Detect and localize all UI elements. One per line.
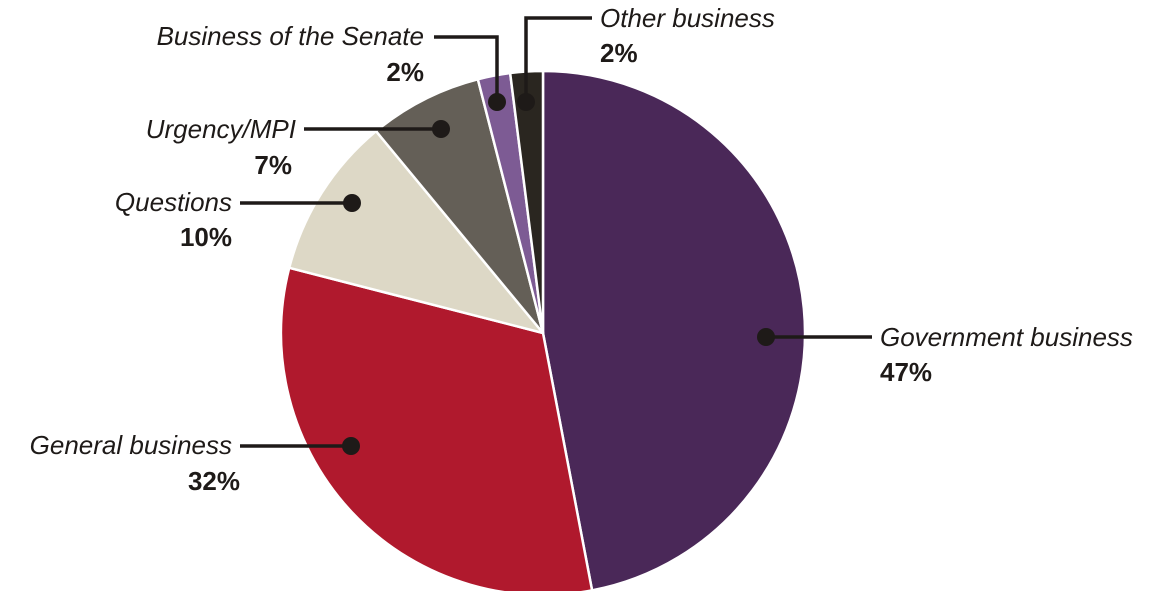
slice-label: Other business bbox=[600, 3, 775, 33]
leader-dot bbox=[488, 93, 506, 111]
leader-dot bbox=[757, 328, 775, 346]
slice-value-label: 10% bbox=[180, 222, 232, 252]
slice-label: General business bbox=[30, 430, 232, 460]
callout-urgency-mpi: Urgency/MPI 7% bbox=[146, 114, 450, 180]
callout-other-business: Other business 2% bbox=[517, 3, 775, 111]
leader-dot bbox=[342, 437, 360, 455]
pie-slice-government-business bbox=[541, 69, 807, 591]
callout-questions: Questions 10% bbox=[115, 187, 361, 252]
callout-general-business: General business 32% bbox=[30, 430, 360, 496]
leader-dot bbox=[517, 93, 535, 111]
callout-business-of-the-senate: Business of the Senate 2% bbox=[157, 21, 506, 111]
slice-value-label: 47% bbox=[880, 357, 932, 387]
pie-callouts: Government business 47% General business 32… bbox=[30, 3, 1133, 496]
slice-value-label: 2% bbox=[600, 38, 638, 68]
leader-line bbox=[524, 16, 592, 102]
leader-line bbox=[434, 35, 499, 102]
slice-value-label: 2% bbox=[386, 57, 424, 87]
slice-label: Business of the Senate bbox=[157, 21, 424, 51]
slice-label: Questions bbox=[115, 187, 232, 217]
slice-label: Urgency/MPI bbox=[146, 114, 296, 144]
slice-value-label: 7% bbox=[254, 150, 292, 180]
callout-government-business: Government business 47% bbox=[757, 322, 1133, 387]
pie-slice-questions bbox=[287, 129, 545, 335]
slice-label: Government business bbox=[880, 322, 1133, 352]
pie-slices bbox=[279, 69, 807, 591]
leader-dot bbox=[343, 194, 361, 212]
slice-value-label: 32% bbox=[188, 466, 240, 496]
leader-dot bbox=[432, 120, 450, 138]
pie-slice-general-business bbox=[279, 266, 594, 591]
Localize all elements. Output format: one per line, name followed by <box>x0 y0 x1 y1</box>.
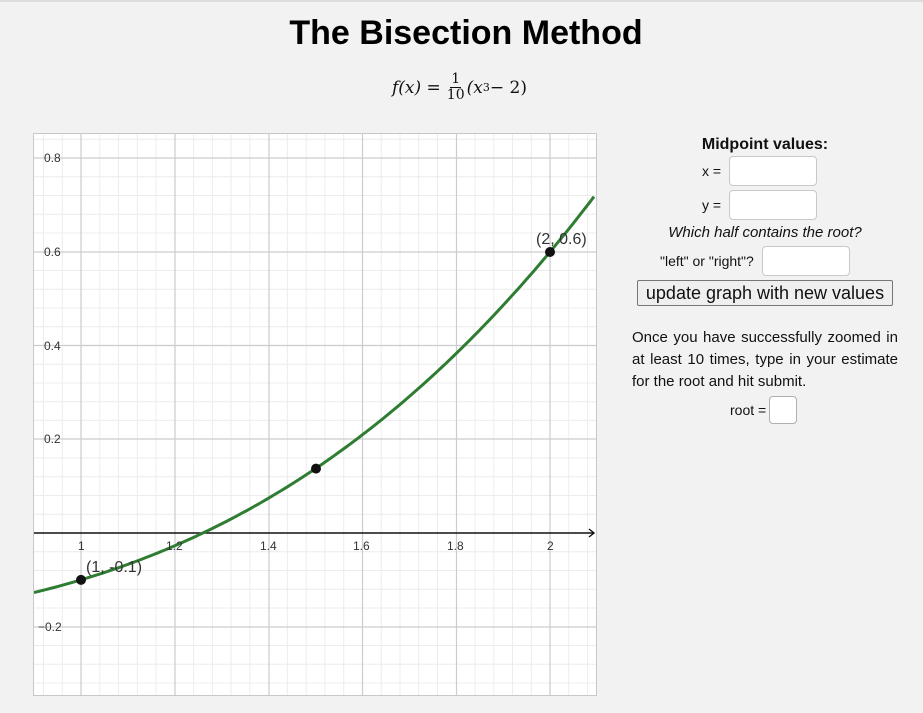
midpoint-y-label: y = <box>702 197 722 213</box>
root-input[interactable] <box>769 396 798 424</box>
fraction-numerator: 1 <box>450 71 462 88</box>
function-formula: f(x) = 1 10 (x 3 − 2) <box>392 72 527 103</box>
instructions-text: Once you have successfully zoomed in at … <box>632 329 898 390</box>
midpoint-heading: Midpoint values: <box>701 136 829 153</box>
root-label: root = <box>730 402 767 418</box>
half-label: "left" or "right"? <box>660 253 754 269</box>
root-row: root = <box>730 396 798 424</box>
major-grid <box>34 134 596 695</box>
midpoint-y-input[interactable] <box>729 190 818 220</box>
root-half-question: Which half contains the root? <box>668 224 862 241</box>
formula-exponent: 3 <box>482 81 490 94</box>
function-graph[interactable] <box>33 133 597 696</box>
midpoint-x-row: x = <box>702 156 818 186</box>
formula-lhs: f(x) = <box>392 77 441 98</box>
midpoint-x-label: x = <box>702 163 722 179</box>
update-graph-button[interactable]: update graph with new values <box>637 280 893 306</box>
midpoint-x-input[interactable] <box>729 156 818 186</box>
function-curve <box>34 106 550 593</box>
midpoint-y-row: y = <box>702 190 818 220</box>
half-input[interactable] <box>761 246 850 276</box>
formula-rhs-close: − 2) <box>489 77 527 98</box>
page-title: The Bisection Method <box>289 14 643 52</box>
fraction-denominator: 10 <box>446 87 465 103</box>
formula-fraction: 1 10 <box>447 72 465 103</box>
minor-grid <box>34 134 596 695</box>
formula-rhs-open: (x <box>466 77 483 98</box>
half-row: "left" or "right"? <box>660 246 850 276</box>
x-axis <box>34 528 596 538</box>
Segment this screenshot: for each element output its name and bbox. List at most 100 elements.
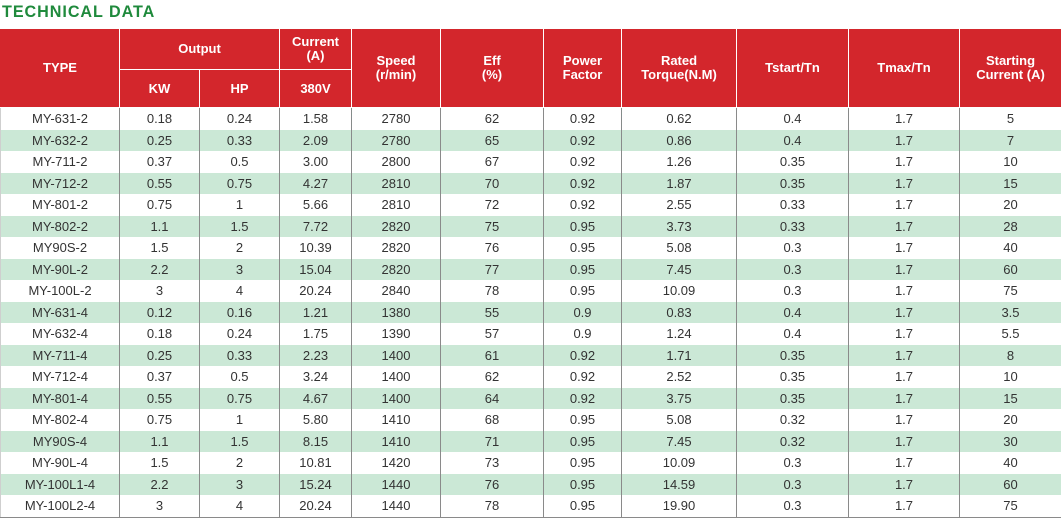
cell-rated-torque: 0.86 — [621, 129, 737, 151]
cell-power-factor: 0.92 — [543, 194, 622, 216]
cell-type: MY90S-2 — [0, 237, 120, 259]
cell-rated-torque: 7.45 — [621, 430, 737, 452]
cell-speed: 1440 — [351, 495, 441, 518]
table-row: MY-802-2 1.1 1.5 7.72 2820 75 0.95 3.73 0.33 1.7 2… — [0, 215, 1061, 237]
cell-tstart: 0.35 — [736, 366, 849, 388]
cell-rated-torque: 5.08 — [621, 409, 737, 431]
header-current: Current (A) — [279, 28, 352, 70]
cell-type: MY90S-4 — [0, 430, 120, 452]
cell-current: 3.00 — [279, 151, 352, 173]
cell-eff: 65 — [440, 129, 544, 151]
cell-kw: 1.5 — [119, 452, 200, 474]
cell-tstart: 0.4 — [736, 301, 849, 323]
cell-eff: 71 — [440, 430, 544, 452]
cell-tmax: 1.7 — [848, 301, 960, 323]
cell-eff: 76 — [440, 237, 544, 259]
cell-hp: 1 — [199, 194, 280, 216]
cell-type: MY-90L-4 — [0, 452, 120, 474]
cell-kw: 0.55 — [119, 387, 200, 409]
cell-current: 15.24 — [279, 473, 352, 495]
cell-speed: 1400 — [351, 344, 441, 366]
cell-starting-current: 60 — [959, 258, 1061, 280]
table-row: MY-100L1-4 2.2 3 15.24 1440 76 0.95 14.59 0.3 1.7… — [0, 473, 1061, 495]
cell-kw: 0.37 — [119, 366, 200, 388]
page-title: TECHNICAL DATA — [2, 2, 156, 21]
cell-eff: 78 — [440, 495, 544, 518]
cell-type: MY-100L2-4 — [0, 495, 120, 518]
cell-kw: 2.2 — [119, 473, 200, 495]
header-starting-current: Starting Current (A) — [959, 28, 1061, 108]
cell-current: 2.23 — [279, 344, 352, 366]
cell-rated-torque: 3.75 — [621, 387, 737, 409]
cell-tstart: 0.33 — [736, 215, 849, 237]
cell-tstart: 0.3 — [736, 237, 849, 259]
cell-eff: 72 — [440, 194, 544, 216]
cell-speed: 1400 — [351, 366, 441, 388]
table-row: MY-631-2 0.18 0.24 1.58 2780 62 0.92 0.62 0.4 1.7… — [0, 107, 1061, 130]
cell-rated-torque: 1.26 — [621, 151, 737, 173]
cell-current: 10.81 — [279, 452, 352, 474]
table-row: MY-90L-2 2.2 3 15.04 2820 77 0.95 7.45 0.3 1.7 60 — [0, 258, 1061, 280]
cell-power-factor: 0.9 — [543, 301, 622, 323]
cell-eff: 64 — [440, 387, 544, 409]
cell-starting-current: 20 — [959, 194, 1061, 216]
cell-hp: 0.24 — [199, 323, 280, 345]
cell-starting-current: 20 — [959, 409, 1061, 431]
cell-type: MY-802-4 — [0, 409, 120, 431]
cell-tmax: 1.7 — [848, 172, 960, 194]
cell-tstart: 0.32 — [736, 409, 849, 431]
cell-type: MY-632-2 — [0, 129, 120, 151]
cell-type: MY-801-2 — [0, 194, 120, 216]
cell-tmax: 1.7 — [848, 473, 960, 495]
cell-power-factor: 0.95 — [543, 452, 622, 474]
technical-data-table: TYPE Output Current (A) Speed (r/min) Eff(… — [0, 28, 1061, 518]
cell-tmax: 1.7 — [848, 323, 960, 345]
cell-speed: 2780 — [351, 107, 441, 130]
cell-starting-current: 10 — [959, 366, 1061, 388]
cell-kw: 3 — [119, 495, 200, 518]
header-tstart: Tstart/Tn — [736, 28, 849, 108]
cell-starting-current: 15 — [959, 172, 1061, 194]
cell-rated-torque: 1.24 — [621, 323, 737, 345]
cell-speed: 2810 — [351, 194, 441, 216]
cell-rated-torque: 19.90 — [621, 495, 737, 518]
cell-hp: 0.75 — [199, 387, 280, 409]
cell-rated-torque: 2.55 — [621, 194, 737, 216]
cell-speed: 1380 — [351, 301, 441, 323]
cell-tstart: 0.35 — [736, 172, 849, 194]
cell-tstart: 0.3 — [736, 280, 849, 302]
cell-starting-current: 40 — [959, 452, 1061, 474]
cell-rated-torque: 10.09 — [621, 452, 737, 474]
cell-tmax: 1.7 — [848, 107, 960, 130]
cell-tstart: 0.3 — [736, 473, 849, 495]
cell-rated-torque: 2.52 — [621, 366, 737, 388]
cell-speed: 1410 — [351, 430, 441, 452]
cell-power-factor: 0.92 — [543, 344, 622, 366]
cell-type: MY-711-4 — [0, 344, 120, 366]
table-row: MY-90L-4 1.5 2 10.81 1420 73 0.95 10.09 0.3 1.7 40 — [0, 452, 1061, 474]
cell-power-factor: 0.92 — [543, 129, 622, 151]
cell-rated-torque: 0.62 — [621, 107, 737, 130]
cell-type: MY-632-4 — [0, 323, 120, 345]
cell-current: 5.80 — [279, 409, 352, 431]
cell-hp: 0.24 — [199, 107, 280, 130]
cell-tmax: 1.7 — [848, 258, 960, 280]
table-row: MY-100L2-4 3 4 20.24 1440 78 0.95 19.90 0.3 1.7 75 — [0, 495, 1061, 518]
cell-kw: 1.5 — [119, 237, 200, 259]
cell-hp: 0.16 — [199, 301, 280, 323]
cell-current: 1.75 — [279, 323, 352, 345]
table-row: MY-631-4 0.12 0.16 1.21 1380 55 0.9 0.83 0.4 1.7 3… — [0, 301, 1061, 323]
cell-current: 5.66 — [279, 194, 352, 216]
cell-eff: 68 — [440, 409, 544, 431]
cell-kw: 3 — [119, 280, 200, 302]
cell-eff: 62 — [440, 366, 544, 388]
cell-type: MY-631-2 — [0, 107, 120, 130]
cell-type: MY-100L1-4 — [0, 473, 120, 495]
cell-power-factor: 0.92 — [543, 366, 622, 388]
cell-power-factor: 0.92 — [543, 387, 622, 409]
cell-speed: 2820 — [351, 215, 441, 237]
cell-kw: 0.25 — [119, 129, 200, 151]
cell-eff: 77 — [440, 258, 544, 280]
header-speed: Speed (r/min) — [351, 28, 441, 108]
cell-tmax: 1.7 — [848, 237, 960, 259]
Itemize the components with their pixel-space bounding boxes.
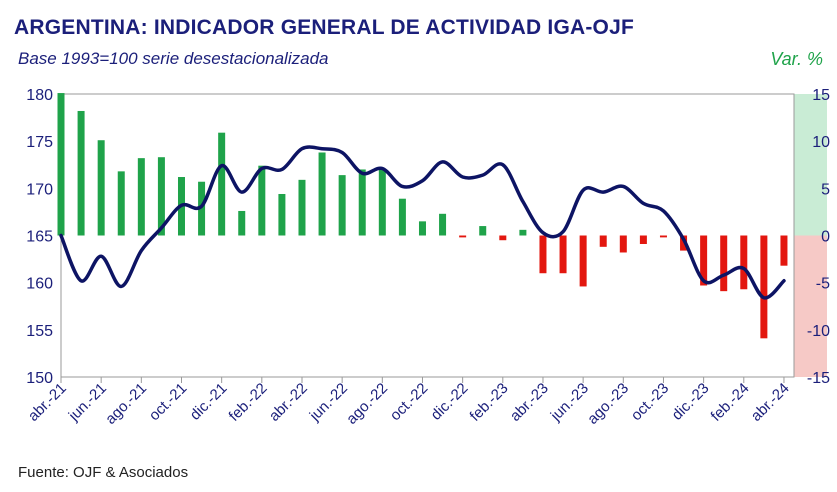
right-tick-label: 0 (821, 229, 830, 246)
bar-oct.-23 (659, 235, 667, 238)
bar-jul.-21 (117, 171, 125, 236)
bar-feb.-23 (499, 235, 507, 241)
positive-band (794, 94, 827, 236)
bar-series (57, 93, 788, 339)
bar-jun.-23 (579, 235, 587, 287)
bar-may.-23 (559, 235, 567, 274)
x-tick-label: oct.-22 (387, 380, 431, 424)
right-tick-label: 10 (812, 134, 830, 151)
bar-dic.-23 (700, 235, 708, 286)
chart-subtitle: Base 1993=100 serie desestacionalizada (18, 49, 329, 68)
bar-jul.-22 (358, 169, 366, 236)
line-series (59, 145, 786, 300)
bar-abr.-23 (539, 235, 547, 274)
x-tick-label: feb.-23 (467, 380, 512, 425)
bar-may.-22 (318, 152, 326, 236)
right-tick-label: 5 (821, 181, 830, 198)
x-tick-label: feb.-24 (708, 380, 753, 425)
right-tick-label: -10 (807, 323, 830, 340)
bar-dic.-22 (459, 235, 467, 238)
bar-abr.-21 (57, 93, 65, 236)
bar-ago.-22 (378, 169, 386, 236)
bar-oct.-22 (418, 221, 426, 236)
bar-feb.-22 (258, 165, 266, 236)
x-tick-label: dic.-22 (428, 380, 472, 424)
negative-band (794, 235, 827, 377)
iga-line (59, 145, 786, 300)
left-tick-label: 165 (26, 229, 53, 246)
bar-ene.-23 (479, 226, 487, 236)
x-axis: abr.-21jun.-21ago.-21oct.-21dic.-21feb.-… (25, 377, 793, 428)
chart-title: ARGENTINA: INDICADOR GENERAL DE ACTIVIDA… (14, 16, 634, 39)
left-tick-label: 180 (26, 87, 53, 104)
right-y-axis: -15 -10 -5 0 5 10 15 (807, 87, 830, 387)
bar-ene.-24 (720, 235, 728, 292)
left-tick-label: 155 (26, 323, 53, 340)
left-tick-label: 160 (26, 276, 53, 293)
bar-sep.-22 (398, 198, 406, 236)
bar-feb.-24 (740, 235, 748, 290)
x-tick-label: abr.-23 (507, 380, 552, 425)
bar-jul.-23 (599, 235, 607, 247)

TASK REQUIREMENTS. Update the listing lines from the one containing "cell-rated-torque: 0.86 —" through the one containing "cell-speed: 1440 — [351, 495, 441, 518]", inclusive, by replacing "cell-rated-torque" with "cell-nominal-torque". Return only those lines and leave everything else unchanged.

TASK OUTPUT.
cell-nominal-torque: 0.86 — [621, 129, 737, 151]
cell-power-factor: 0.92 — [543, 194, 622, 216]
cell-type: MY90S-2 — [0, 237, 120, 259]
cell-nominal-torque: 7.45 — [621, 430, 737, 452]
cell-speed: 1440 — [351, 495, 441, 518]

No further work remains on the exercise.